-- begin --

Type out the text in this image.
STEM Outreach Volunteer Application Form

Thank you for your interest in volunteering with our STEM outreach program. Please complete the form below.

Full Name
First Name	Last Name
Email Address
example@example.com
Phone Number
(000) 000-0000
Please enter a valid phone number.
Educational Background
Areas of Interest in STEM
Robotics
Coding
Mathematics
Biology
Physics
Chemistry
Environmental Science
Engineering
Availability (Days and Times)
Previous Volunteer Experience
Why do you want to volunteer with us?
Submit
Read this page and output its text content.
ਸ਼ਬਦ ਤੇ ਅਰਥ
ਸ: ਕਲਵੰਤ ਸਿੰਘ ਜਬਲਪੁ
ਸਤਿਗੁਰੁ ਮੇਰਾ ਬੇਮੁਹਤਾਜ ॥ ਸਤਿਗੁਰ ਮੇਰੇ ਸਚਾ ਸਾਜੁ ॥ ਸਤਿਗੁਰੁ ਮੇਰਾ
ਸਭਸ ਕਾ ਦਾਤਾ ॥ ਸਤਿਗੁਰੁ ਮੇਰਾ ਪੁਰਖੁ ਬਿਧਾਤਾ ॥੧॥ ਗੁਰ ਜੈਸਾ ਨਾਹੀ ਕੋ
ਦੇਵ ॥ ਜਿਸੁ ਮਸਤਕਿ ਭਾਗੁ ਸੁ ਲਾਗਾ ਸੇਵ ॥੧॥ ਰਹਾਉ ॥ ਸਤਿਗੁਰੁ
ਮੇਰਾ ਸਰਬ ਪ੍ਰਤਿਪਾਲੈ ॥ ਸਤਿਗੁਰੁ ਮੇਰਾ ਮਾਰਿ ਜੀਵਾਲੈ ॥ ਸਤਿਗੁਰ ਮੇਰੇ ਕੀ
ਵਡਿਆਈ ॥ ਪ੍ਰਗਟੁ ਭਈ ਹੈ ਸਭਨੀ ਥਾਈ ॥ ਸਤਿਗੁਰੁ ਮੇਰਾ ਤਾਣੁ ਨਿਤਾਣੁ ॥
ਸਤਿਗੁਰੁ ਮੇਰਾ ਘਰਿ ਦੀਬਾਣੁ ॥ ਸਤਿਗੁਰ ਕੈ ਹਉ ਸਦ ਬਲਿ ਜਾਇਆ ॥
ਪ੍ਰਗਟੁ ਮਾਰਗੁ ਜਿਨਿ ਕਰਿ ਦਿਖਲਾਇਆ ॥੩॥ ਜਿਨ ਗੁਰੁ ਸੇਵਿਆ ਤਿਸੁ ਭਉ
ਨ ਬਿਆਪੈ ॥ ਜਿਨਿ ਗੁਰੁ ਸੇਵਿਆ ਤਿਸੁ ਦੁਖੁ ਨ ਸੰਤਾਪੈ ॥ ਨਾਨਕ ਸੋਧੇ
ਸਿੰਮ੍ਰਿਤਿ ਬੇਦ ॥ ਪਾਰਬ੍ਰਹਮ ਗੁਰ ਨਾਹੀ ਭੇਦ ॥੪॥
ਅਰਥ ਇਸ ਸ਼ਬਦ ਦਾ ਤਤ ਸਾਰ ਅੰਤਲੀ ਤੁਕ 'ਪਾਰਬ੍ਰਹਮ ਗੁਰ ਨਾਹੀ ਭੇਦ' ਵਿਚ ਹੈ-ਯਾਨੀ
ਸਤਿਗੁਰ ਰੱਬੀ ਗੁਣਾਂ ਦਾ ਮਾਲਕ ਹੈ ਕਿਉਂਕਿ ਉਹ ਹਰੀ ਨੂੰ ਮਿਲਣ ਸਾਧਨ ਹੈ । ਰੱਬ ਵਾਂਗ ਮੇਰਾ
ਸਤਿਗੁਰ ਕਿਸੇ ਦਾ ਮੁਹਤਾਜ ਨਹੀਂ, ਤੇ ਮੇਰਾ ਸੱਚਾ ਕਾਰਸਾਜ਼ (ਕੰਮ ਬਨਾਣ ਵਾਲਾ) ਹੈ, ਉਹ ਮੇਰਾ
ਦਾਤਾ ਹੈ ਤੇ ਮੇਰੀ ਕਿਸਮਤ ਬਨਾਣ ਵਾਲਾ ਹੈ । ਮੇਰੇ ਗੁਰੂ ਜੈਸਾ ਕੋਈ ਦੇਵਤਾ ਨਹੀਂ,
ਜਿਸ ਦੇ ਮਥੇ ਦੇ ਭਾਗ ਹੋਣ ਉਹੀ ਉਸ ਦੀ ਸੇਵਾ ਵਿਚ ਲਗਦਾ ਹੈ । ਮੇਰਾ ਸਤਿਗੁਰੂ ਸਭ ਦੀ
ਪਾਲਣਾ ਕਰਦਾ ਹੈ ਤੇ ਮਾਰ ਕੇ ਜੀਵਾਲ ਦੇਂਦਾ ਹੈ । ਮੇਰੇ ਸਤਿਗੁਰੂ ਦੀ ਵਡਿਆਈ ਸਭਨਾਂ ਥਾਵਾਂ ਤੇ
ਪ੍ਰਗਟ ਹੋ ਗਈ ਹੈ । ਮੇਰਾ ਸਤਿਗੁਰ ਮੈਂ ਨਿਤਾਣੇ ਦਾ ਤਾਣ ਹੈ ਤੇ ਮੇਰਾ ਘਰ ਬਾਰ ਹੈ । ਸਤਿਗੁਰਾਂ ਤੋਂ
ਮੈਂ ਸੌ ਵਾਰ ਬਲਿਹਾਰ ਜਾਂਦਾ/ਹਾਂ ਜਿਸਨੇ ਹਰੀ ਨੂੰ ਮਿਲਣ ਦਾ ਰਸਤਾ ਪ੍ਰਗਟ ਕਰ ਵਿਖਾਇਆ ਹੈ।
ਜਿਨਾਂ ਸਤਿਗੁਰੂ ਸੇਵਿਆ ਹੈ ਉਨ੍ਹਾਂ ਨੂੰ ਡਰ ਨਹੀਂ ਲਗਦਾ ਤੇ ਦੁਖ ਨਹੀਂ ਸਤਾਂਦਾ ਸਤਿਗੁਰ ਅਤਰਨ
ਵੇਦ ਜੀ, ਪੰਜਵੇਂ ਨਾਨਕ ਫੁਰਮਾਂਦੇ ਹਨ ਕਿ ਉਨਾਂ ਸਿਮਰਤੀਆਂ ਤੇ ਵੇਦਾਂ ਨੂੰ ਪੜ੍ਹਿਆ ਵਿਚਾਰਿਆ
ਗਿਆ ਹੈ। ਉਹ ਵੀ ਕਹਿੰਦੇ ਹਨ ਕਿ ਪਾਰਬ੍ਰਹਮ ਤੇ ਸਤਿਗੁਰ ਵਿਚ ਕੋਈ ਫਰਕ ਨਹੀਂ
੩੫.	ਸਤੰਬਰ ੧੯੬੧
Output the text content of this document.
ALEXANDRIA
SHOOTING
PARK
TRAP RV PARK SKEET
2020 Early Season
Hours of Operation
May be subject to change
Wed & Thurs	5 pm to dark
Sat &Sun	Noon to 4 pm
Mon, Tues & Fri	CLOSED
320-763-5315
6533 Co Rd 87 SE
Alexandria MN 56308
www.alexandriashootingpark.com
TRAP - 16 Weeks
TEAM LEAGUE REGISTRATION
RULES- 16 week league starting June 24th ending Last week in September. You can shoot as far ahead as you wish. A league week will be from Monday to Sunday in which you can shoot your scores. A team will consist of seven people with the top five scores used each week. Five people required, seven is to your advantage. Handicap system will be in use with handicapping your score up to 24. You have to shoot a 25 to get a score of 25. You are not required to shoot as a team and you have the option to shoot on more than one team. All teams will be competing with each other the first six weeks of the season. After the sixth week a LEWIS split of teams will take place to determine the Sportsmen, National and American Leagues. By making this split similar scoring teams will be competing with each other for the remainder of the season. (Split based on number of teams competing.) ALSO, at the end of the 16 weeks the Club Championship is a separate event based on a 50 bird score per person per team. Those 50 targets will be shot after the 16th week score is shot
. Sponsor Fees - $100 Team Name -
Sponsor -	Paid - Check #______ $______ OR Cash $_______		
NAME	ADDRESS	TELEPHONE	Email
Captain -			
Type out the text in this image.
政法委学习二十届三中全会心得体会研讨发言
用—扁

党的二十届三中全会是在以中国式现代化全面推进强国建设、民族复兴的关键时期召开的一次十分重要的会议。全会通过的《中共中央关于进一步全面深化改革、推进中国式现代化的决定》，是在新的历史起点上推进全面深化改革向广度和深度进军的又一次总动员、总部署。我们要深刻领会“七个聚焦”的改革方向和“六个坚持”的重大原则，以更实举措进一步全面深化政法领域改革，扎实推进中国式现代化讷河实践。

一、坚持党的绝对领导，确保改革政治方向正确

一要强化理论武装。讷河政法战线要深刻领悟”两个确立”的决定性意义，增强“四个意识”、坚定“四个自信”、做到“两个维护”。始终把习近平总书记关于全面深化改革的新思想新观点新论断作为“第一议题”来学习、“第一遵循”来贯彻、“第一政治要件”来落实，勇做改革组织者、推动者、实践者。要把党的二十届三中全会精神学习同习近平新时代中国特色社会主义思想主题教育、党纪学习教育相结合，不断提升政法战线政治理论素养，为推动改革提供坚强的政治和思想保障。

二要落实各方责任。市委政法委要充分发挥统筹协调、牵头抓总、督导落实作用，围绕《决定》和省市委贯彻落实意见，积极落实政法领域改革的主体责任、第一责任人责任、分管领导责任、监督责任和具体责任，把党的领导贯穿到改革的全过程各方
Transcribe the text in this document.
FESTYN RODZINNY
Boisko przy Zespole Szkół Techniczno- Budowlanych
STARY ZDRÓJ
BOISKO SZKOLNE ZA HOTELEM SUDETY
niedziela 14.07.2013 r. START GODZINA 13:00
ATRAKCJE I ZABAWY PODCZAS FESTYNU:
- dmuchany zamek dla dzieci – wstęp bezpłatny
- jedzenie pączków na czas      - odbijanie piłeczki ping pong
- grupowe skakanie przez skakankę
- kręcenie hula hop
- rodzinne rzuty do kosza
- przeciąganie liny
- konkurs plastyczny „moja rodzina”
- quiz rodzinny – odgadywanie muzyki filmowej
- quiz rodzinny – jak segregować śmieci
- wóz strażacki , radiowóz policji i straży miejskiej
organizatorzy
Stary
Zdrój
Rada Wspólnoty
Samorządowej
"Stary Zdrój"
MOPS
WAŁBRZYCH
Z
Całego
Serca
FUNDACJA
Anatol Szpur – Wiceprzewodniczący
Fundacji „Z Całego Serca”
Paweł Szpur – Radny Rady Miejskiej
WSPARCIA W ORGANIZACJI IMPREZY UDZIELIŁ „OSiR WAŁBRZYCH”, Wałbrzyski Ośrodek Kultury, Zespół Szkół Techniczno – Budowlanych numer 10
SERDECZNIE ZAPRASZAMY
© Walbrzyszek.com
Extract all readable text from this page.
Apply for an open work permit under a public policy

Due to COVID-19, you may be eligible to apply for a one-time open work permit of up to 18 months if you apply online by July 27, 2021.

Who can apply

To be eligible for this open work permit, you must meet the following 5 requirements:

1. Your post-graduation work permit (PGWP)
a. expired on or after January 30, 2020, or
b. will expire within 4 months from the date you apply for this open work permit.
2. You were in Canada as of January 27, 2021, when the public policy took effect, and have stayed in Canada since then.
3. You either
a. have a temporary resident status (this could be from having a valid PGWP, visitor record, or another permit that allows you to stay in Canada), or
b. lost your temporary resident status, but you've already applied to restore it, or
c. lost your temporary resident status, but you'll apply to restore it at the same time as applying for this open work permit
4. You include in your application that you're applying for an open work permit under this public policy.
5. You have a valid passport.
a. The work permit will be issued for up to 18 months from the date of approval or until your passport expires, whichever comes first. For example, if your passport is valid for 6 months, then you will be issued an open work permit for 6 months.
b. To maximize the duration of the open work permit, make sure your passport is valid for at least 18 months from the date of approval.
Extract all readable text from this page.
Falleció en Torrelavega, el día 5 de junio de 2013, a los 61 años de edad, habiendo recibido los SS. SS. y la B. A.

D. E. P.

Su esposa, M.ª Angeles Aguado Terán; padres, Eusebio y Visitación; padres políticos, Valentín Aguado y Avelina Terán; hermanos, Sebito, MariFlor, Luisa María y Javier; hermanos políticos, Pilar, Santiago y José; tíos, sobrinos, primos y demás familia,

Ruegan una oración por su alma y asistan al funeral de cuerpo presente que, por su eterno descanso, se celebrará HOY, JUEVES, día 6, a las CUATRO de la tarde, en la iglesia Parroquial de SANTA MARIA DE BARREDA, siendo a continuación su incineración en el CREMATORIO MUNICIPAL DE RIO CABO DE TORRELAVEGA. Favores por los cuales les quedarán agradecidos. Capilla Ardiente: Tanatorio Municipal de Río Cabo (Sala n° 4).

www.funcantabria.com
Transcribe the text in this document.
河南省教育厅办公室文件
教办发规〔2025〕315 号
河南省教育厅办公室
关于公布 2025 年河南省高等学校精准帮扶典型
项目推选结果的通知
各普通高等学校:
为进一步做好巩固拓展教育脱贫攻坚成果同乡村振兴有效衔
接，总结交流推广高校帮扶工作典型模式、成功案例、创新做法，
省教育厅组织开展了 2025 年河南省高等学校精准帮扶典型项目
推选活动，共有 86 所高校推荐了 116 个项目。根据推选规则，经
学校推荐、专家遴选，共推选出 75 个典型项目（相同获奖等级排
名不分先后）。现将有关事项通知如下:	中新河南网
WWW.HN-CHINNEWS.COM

-- end --

The exercise: Copy each line from the records above that includes the string "Sponsor".

Solution:
. Sponsor Fees - $100 Team Name -
Sponsor -	Paid - Check #______ $______ OR Cash $_______		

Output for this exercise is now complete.